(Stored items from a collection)
----

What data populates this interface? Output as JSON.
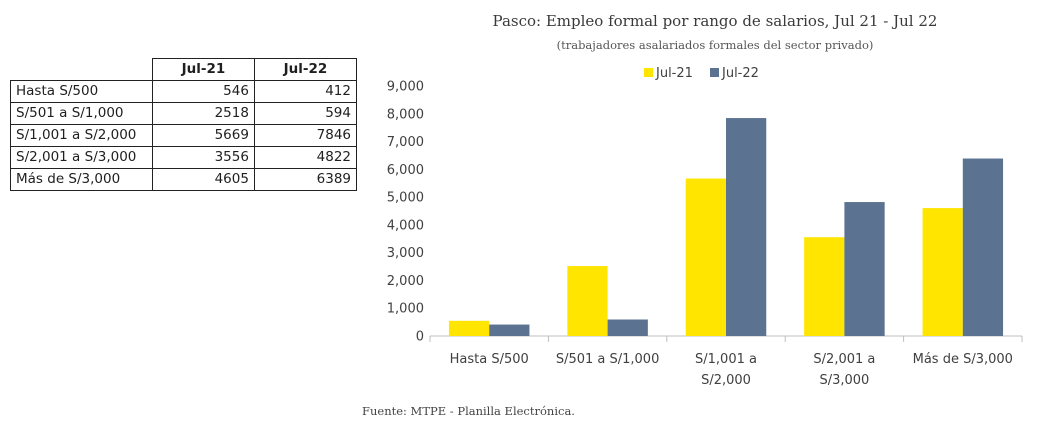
{
  "table": {
    "headers": [
      "",
      "Jul-21",
      "Jul-22"
    ],
    "rows": [
      {
        "label": "Hasta S/500",
        "v1": "546",
        "v2": "412"
      },
      {
        "label": "S/501 a S/1,000",
        "v1": "2518",
        "v2": "594"
      },
      {
        "label": "S/1,001 a S/2,000",
        "v1": "5669",
        "v2": "7846"
      },
      {
        "label": "S/2,001 a S/3,000",
        "v1": "3556",
        "v2": "4822"
      },
      {
        "label": "Más de S/3,000",
        "v1": "4605",
        "v2": "6389"
      }
    ]
  },
  "source_note": "Fuente: MTPE - Planilla Electrónica.",
  "chart_data": {
    "type": "bar",
    "title": "Pasco: Empleo formal por rango de salarios, Jul 21 - Jul 22",
    "subtitle": "(trabajadores asalariados formales del sector privado)",
    "categories": [
      [
        "Hasta S/500"
      ],
      [
        "S/501 a S/1,000"
      ],
      [
        "S/1,001 a",
        "S/2,000"
      ],
      [
        "S/2,001 a",
        "S/3,000"
      ],
      [
        "Más de S/3,000"
      ]
    ],
    "series": [
      {
        "name": "Jul-21",
        "color": "#FFE500",
        "values": [
          546,
          2518,
          5669,
          3556,
          4605
        ]
      },
      {
        "name": "Jul-22",
        "color": "#5B7391",
        "values": [
          412,
          594,
          7846,
          4822,
          6389
        ]
      }
    ],
    "xlabel": "",
    "ylabel": "",
    "ylim": [
      0,
      9000
    ],
    "yticks": [
      "0",
      "1,000",
      "2,000",
      "3,000",
      "4,000",
      "5,000",
      "6,000",
      "7,000",
      "8,000",
      "9,000"
    ],
    "grid": false,
    "legend_position": "top"
  }
}
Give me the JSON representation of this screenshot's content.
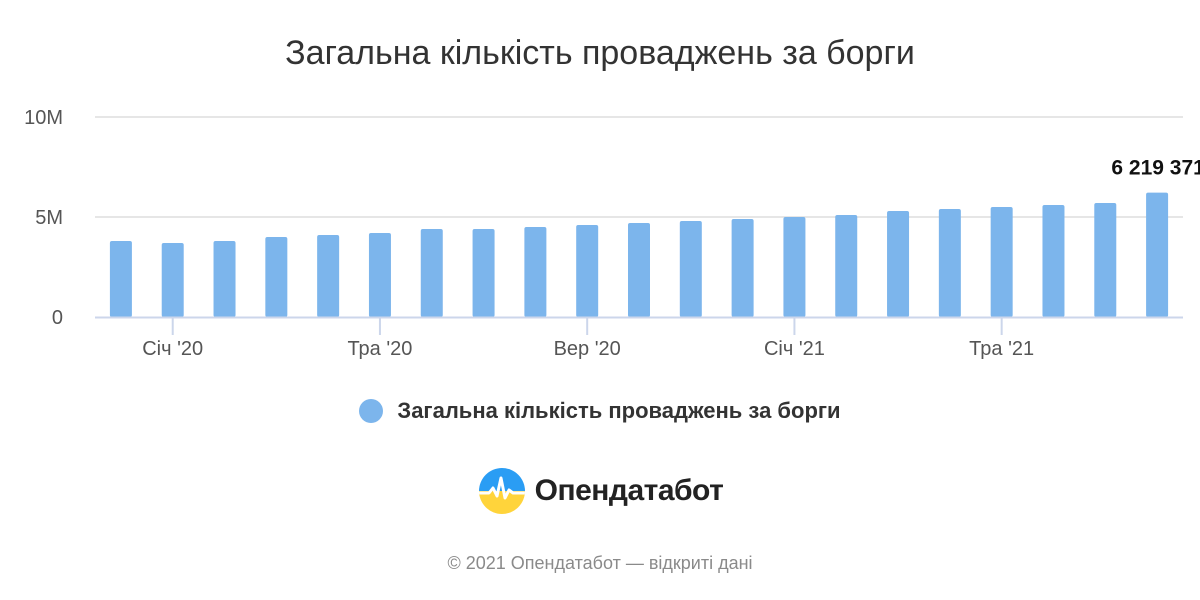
{
  "chart_data": {
    "type": "bar",
    "title": "Загальна кількість проваджень за борги",
    "series": [
      {
        "name": "Загальна кількість проваджень за борги",
        "color": "#7cb5ec",
        "values": [
          3800000,
          3700000,
          3800000,
          4000000,
          4100000,
          4200000,
          4400000,
          4400000,
          4500000,
          4600000,
          4700000,
          4800000,
          4900000,
          5000000,
          5100000,
          5300000,
          5400000,
          5500000,
          5600000,
          5700000,
          6219371
        ]
      }
    ],
    "x_start": "2019-12",
    "x_ticks": [
      "Січ '20",
      "Тра '20",
      "Вер '20",
      "Січ '21",
      "Тра '21"
    ],
    "x_tick_indices": [
      1,
      5,
      9,
      13,
      17
    ],
    "y_ticks": [
      "0",
      "5M",
      "10M"
    ],
    "y_tick_values": [
      0,
      5000000,
      10000000
    ],
    "ylim": [
      0,
      10000000
    ],
    "data_labels": [
      {
        "index": 20,
        "text": "6 219 371"
      }
    ],
    "grid": true,
    "legend_position": "bottom-center"
  },
  "legend": {
    "label": "Загальна кількість проваджень за борги",
    "color": "#7cb5ec"
  },
  "brand": {
    "name": "Опендатабот",
    "icon": "opendatabot-logo-icon"
  },
  "footer": {
    "text": "© 2021 Опендатабот — відкриті дані"
  }
}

----

- _Short problem_
Display every line of the listing that contains the string "кількість".

- _Result for this task_
    "title": "Загальна кількість проваджень за борги",
        "name": "Загальна кількість проваджень за борги",
    "label": "Загальна кількість проваджень за борги",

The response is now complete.